[Opening Data provided section]
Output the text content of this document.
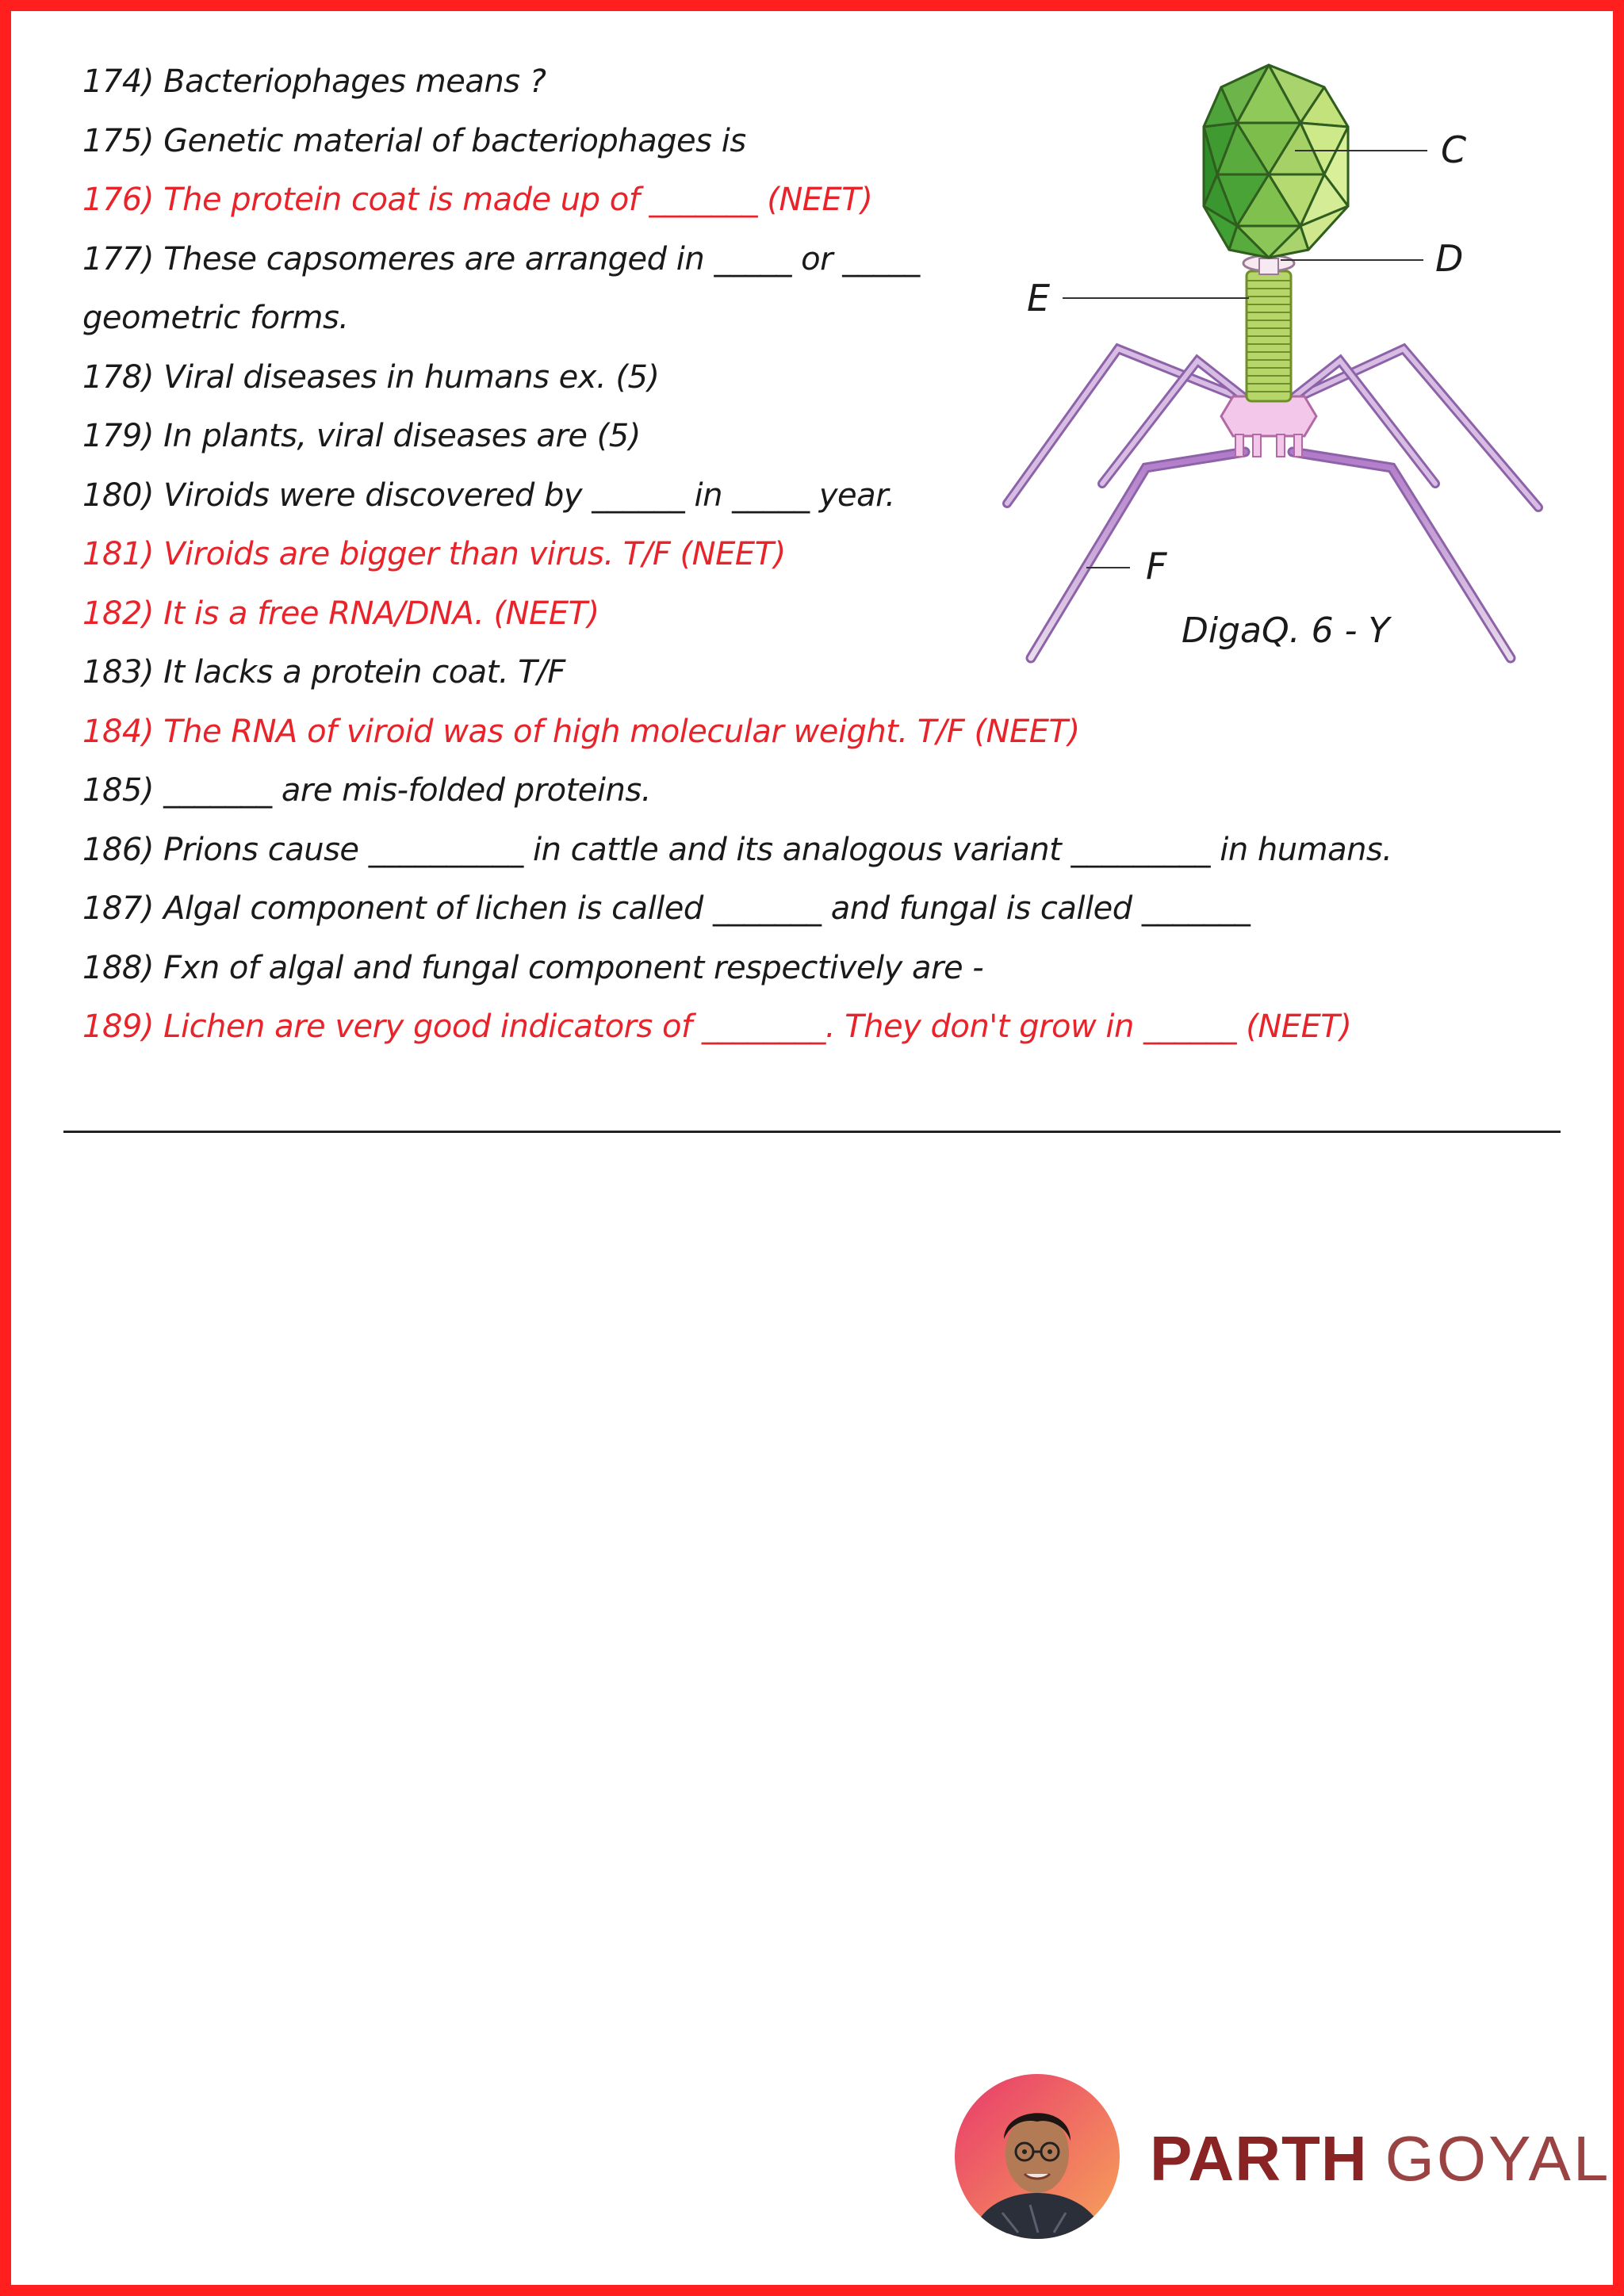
174) Bacteriophages means ?
175) Genetic material of bacteriophages is
176) The protein coat is made up of _______ (NEET)
177) These capsomeres are arranged in _____ or _____
geometric forms.
178) Viral diseases in humans ex. (5)
179) In plants, viral diseases are (5)
180) Viroids were discovered by ______ in _____ year.
181) Viroids are bigger than virus. T/F (NEET)
182) It is a free RNA/DNA. (NEET)
183) It lacks a protein coat. T/F
184) The RNA of viroid was of high molecular weight. T/F (NEET)
185) _______ are mis-folded proteins.
186) Prions cause __________ in cattle and its analogous variant _________ in humans.
187) Algal component of lichen is called _______ and fungal is called _______
188) Fxn of algal and fungal component respectively are -
189) Lichen are very good indicators of ________. They don't grow in ______ (NEET)
C
D
E
F
DigaQ. 6 - Y
PARTH GOYAL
[Closing Data provided section]
▸ Assignment:
Write out the records once more, word for word, though without the pictures they contain.

▸ Your response:
Output the text content of this document.
174) Bacteriophages means ?
175) Genetic material of bacteriophages is
176) The protein coat is made up of _______ (NEET)
177) These capsomeres are arranged in _____ or _____
geometric forms.
178) Viral diseases in humans ex. (5)
179) In plants, viral diseases are (5)
180) Viroids were discovered by ______ in _____ year.
181) Viroids are bigger than virus. T/F (NEET)
182) It is a free RNA/DNA. (NEET)
183) It lacks a protein coat. T/F
184) The RNA of viroid was of high molecular weight. T/F (NEET)
185) _______ are mis-folded proteins.
186) Prions cause __________ in cattle and its analogous variant _________ in humans.
187) Algal component of lichen is called _______ and fungal is called _______
188) Fxn of algal and fungal component respectively are -
189) Lichen are very good indicators of ________. They don't grow in ______ (NEET)
C
D
E
F
DigaQ. 6 - Y
PARTH GOYAL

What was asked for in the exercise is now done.